═════ RECORDS FOR THE EXERCISE ═════

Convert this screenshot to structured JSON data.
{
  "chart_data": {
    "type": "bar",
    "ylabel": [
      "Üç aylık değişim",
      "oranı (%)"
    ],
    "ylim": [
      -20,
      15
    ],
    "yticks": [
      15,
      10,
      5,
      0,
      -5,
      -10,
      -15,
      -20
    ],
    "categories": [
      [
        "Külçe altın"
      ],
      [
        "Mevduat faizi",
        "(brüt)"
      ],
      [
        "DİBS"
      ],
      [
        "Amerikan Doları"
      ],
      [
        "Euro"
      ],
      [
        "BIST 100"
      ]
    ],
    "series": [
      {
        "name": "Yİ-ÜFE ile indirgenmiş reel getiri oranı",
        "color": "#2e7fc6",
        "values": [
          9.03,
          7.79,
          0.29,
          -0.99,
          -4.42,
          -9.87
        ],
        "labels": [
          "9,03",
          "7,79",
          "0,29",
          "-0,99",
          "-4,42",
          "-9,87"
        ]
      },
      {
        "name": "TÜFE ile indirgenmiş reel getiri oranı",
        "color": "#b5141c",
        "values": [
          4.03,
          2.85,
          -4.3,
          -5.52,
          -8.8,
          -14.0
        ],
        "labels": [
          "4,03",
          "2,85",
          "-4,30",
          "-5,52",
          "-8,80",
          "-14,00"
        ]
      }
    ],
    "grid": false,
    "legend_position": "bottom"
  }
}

═════

* [PROBLEM STATEMENT]: In the records above, locate each line with the word "oranı". Copy all such lines.

* [OUTPUT OF THE TASK]:
      "oranı (%)"
        "name": "Yİ-ÜFE ile indirgenmiş reel getiri oranı",
        "name": "TÜFE ile indirgenmiş reel getiri oranı",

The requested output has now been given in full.